### To be done
Reply with one number: the count of lines in the data that hold the string "Москвы".

==============================

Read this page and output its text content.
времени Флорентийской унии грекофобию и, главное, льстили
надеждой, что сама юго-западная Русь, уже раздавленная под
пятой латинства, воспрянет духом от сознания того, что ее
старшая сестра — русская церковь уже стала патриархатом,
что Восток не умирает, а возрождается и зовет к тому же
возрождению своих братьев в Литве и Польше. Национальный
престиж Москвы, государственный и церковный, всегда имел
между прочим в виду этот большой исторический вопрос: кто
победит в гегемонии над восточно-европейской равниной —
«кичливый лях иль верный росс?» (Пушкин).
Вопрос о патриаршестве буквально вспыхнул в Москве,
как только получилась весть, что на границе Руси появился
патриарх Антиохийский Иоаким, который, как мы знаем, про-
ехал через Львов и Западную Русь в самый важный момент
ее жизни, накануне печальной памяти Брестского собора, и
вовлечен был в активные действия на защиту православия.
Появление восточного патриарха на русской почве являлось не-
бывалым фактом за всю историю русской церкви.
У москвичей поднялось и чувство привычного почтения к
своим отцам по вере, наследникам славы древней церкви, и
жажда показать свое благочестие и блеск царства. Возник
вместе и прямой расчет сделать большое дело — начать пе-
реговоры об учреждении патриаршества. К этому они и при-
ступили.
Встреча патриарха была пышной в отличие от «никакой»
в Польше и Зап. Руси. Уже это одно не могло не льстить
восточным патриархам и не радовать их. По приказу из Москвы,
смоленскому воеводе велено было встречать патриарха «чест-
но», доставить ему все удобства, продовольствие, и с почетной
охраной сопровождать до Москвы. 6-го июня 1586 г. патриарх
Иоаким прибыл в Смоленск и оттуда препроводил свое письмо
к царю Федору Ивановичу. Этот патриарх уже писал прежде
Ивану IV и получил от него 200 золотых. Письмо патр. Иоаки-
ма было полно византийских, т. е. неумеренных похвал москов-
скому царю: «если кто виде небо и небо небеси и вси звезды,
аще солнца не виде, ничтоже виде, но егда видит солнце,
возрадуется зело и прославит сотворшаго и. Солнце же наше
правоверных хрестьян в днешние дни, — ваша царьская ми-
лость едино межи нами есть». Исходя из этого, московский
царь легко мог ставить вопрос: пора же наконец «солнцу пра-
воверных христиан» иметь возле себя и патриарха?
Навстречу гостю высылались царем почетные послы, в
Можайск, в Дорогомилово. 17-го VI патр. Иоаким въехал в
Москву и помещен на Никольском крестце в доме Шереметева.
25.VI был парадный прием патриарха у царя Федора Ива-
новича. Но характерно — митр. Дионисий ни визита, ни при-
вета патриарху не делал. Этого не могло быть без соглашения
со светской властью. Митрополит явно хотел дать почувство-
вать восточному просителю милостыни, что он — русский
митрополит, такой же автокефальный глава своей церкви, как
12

==============================

### Result of the exercise
3